*Your objective*.
Hunt for the word "게이트볼" across the entries below, copying each line that holds it.

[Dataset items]
- - -

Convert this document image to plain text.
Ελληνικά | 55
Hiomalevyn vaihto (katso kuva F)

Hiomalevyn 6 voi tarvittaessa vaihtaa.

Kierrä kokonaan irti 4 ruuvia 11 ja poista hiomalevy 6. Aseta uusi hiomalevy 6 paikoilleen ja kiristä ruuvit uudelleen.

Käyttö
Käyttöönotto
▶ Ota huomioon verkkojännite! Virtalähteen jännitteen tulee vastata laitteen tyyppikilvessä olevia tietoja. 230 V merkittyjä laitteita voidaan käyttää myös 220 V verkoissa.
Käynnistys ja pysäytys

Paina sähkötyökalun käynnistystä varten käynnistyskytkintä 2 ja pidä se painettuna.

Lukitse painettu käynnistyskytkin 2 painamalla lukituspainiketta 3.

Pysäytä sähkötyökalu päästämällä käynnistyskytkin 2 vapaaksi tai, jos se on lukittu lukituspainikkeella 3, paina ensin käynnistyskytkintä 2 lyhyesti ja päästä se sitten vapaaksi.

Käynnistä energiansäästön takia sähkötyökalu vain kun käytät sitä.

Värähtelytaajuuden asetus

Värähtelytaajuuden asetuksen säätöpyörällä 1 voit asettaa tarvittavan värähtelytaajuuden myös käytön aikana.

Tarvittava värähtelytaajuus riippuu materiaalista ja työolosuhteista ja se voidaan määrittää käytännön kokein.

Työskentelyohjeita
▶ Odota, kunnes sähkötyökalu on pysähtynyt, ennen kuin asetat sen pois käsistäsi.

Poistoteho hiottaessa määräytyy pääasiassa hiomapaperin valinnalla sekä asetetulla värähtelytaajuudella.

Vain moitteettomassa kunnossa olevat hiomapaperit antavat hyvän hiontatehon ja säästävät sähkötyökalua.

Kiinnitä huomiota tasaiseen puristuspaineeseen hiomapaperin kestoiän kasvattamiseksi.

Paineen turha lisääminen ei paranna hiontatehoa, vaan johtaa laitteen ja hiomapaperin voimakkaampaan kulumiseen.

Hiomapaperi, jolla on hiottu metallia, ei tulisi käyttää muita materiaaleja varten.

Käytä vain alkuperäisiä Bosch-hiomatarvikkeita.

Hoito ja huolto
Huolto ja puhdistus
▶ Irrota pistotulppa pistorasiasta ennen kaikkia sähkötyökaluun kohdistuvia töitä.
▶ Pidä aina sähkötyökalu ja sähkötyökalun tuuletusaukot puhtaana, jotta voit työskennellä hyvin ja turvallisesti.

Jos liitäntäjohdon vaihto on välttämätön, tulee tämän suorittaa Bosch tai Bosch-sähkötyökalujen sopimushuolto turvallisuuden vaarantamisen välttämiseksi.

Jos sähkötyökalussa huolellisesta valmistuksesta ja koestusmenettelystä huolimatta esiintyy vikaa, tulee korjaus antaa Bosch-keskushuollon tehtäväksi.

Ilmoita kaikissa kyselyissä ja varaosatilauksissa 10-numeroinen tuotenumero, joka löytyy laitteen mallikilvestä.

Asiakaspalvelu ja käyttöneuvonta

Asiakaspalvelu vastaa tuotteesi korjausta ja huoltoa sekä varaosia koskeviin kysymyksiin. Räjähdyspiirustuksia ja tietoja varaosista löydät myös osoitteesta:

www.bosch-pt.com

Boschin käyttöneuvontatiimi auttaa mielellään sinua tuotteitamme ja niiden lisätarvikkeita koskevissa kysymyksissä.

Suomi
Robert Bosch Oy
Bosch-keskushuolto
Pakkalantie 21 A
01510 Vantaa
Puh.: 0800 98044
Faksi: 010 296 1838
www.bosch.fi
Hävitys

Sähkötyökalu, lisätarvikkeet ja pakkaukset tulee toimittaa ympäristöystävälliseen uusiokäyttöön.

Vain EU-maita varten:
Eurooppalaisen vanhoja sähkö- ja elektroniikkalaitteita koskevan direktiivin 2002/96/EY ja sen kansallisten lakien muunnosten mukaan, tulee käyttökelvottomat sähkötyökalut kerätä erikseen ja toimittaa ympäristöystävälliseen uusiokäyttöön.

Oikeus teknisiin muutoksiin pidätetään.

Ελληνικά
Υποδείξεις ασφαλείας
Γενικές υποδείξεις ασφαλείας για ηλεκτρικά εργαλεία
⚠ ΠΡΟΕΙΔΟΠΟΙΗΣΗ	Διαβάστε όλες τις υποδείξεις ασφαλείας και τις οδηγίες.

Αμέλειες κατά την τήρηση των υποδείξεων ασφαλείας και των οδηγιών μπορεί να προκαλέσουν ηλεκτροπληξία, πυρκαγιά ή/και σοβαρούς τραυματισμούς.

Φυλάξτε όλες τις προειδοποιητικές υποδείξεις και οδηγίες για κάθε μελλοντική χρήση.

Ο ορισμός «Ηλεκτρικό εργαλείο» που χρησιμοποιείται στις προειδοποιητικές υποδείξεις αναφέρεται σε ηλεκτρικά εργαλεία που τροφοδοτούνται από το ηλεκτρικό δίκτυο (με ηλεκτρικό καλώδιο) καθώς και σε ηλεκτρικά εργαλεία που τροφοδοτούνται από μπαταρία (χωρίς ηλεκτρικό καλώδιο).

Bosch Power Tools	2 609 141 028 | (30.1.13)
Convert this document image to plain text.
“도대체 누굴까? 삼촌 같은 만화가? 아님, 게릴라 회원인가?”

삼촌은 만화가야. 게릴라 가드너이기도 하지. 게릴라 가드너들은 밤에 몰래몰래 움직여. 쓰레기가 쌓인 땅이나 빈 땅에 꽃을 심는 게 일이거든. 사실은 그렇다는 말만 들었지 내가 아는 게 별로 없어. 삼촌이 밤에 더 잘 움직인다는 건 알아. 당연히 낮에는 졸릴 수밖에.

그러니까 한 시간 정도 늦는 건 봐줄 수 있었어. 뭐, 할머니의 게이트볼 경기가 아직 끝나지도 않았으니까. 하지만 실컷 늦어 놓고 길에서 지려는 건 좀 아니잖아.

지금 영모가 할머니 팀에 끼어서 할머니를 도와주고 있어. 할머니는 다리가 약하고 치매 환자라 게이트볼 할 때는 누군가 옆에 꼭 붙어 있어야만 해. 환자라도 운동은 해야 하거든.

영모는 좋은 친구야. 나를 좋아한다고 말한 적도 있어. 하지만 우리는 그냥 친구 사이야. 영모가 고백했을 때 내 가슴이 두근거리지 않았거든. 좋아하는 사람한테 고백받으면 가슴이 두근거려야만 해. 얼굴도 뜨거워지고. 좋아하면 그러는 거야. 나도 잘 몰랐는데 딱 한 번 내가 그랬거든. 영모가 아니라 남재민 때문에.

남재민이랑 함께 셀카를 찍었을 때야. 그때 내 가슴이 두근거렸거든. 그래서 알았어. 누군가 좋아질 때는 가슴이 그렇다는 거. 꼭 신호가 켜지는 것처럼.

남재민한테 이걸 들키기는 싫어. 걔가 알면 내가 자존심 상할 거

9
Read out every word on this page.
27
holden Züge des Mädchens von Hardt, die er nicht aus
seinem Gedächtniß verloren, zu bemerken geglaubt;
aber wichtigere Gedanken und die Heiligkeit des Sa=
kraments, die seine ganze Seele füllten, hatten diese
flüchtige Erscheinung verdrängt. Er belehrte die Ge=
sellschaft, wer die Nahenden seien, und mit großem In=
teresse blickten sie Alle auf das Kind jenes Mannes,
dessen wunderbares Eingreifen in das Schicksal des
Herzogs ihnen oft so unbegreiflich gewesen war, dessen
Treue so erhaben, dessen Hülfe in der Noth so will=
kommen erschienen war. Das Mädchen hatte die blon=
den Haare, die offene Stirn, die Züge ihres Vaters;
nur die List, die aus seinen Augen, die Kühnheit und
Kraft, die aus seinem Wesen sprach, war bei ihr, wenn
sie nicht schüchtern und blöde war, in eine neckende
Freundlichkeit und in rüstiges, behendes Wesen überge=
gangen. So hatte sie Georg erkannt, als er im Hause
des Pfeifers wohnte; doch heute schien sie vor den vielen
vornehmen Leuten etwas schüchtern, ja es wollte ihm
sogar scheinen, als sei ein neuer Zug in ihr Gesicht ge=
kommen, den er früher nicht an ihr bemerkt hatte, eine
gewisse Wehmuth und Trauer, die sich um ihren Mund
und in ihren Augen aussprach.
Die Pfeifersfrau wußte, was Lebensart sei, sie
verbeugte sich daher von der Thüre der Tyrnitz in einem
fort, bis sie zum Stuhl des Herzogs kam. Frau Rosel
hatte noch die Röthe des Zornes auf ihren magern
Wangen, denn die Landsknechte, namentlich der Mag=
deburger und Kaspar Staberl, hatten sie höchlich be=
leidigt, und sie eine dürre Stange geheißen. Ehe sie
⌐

- - -

*Solution to the exercise*.
그러니까 한 시간 정도 늦는 건 봐줄 수 있었어. 뭐, 할머니의 게이트볼 경기가 아직 끝나지도 않았으니까. 하지만 실컷 늦어 놓고 길에서 지려는 건 좀 아니잖아.
지금 영모가 할머니 팀에 끼어서 할머니를 도와주고 있어. 할머니는 다리가 약하고 치매 환자라 게이트볼 할 때는 누군가 옆에 꼭 붙어 있어야만 해. 환자라도 운동은 해야 하거든.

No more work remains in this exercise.